**WHAT IS REQUIRED:** Leave out the images and repeat the listing below without a single change.

━━━━━━━━━━━━━━━━━━━━━━━━━━━━━━

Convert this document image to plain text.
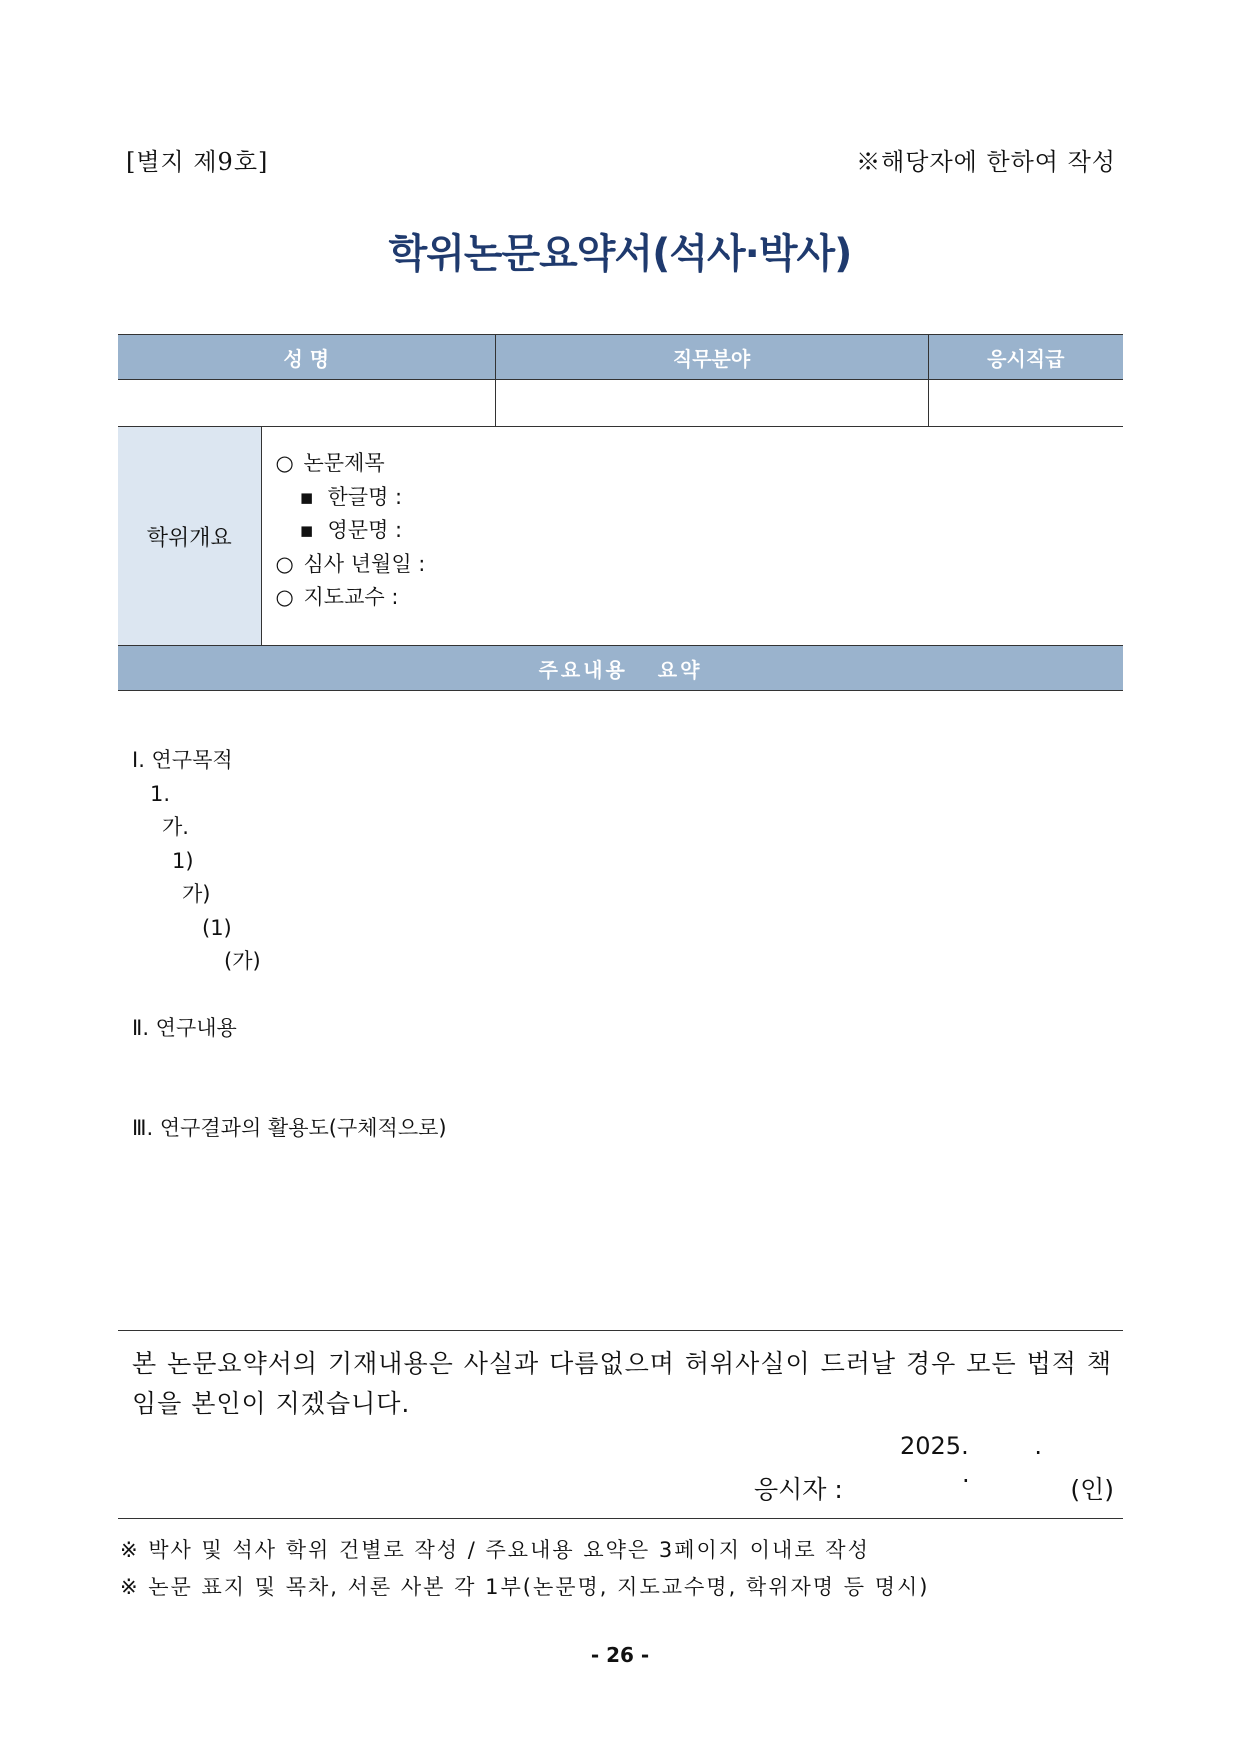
[별지 제9호]	※해당자에 한하여 작성
학위논문요약서(석사·박사)
성 명		직무분야	응시직급

학위개요	○ 논문제목
▪ 한글명 :
▪ 영문명 :
○ 심사 년월일 :
○ 지도교수 :		

주요내용   요약			
Ⅰ. 연구목적
1.
가.
1)
가)
(1)
(가)
Ⅱ. 연구내용
Ⅲ. 연구결과의 활용도(구체적으로)
본 논문요약서의 기재내용은 사실과 다름없으며 허위사실이 드러날 경우 모든 법적 책임을 본인이 지겠습니다.
2025.	. .
응시자 :	(인)
※ 박사 및 석사 학위 건별로 작성 / 주요내용 요약은 3페이지 이내로 작성
※ 논문 표지 및 목차, 서론 사본 각 1부(논문명, 지도교수명, 학위자명 등 명시)
- 26 -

━━━━━━━━━━━━━━━━━━━━━━━━━━━━━━

**SOLVED PROBLEM:**
Convert this document image to plain text.
[별지 제9호]	※해당자에 한하여 작성
학위논문요약서(석사·박사)
성 명		직무분야	응시직급

학위개요	○ 논문제목
▪ 한글명 :
▪ 영문명 :
○ 심사 년월일 :
○ 지도교수 :		

주요내용   요약			
Ⅰ. 연구목적
1.
가.
1)
가)
(1)
(가)
Ⅱ. 연구내용
Ⅲ. 연구결과의 활용도(구체적으로)
본 논문요약서의 기재내용은 사실과 다름없으며 허위사실이 드러날 경우 모든 법적 책임을 본인이 지겠습니다.
2025.	. .
응시자 :	(인)
※ 박사 및 석사 학위 건별로 작성 / 주요내용 요약은 3페이지 이내로 작성
※ 논문 표지 및 목차, 서론 사본 각 1부(논문명, 지도교수명, 학위자명 등 명시)
- 26 -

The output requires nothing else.